[Text segment]
━━━━━━

Prince Namor, The Sub-Mariner #14

 Posted: May 2022
 Staff: Al Sjoerdsma (E-Mail)

Background

The Sub-Mariner is one of Marvel’s earliest heroes. Created by Bill Everett, Prince Namor appeared in Marvel’s (then Timely’s) first every comic, Marvel Comics #1, October 1939. But, if you started reading in order, from the front of the comic, the Sub-Mariner was the third hero you encountered because the first story, and the cover, belonged to the Human Torch, created by Carl Burgos.

With the second story starring the Golden Age Angel who is not the Angel from the X-Men. If you follow that logic, then Subby is the third Timely hero, except that, technically, Namor preceded the others because he first appeared in Motion Pictures Funnies Weekly which was intended to be distributed for free in movie theatres but was never officially published, although sample copies do (or did?) exist.

In Marvel Comics #1 neither Namor nor the Torch come across as particularly heroic. In his first story, Namor kills two deep-sea divers, thinking them robots, and destroys their salvage ship. His mother urges him into a “war of revenge” against the surface people even though his father was one of them. In his story, the Torch initially cannot control his flame and runs around wreaking havoc. Oh, and he’s a “synthetic man,” created by Professor Horton, who refers to the Torch as “the monstrosity which I’ve created.”

Both characters proved so popular that they continued in Marvel Comics (renamed Marvel Mystery Comics with issue #2) until the end of its run with Marvel Mystery Comics #92, June 1949 (well, actually, Namor’s last appearance was in #91). Both had their own titles and their popularity was such that they met and fought each other in Marvel Mystery Comics #8-9, June-July 1940 in comics’ first crossover.

━━━━━━

[Data excerpt]

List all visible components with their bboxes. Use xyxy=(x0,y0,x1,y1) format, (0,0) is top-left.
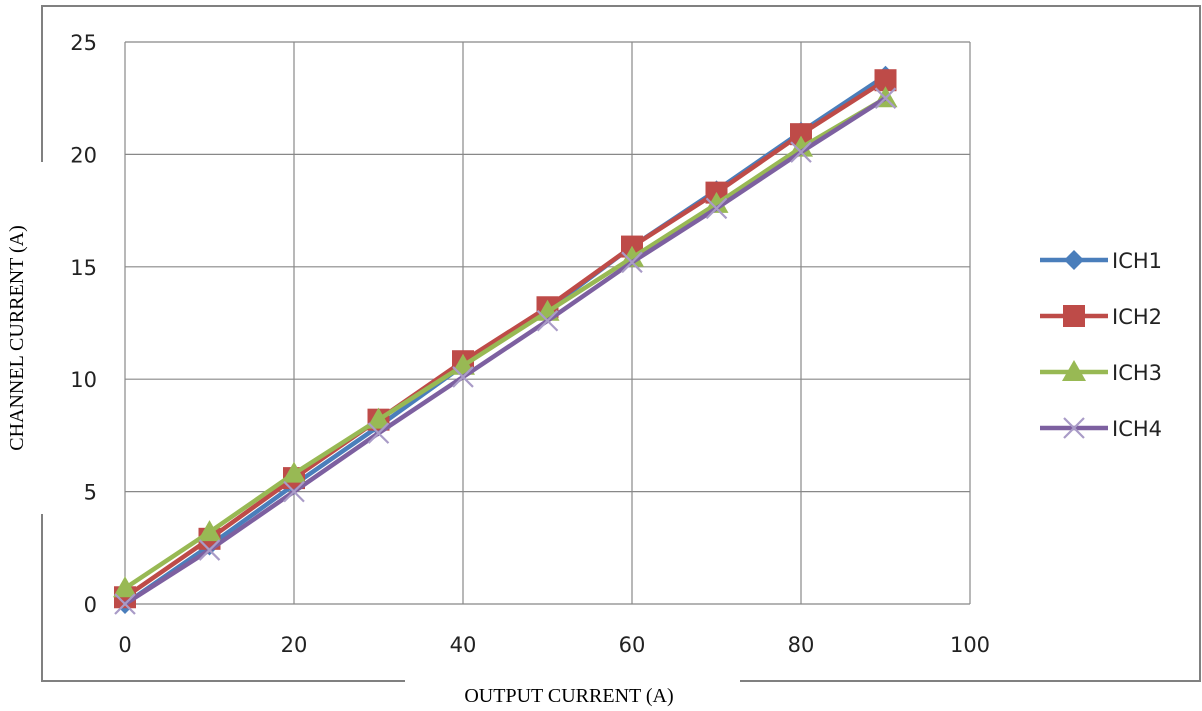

━━━━━━

[Set of tasks]
1. Extract the passage of the Sub-Mariner background text between "The Sub-Mariner is" and "by Carl Burgos.", inclusive.
2. Continue the Sub-Mariner background text from where it stops.

[Task responses]
1.
The Sub-Mariner is one of Marvel’s earliest heroes. Created by Bill Everett, Prince Namor appeared in Marvel’s (then Timely’s) first every comic, Marvel Comics #1, October 1939. But, if you started reading in order, from the front of the comic, the Sub-Mariner was the third hero you encountered because the first story, and the cover, belonged to the Human Torch, created by Carl Burgos.

2.
In American Comic Book Chronicles: The 1940s: 1940-1944, Kurt F. Mitchell (who refers to the Torch as “the title’s star from Day One” and to the Sub-Mariner as “comics’ first great anti-hero”) says, “Comics first super-hero crossover story began at the conclusion of Marvel Mystery #8’s ‘Human Torch’ episode, as the Flaming Fury was ordered to bring the Sub-Mariner to justice. Their battle spanned 22 pages of the following issue, as Burgos and Everett pulled out all the stops, their creations wreaking havoc across the length and breadth of the Five Boroughs. If the conclusion in issue #10 was a bit of a wet firecracker (Betty Dean persuaded them to shake hands and walk away), it didn’t detract from the epic excitement – or the spike in sales – their struggle generated. Future battles were inevitable.”

In the late 1940s, super-heroes fell out of favor and Namor and the Torch faded away with the rest of them but Timely (now Atlas) briefly revived them (and Captain America) in Young Men #24-28, December 1953-June 1954 and in Men’s Adventures #27-28, May-July 1954 as well as in their own books.

By the time Namor returned in Fantastic Four #4, May 1962, he was an out-and-out villain, teaming up with Dr. Doom in FF #6, September 1962 and trying to seduce Sue Storm away from Reed Richards. He slowly re-earned his hero status, eventually gaining a feature in Tales to Astonish #70, August 1965

and earning his own title (Sub-Mariner #1, May 1968 when Tales was expanded out to two comic series (the other being The Incredible Hulk, which continued Tales’ numbering). But what of the Human Torch?

Well, the problem was that Stan Lee and Jack Kirby created a brand-new Human Torch, an actual human Human Torch, in the person of Johnny Storm when they began the Marvel Age of Comics with Fantastic Four #1, November 1961. With Johnny on the scene, the original Human Torch was best left forgotten. At least until Fantastic Four King-Size Special #4, November 1966, in which Stan and Jack had the Mad Thinker find the original Torch and re-activate him, sending him to battle against the new Torch. In the end, the Thinker deactivated the original Torch and fled his lab and that’s that, right? Well, not with Golden Age fan Roy Thomas writing the Sub-Mariner series. How can you revive the original Torch and not have a Torch-Namor battle? You can’t. And Roy sees to that. Or does he?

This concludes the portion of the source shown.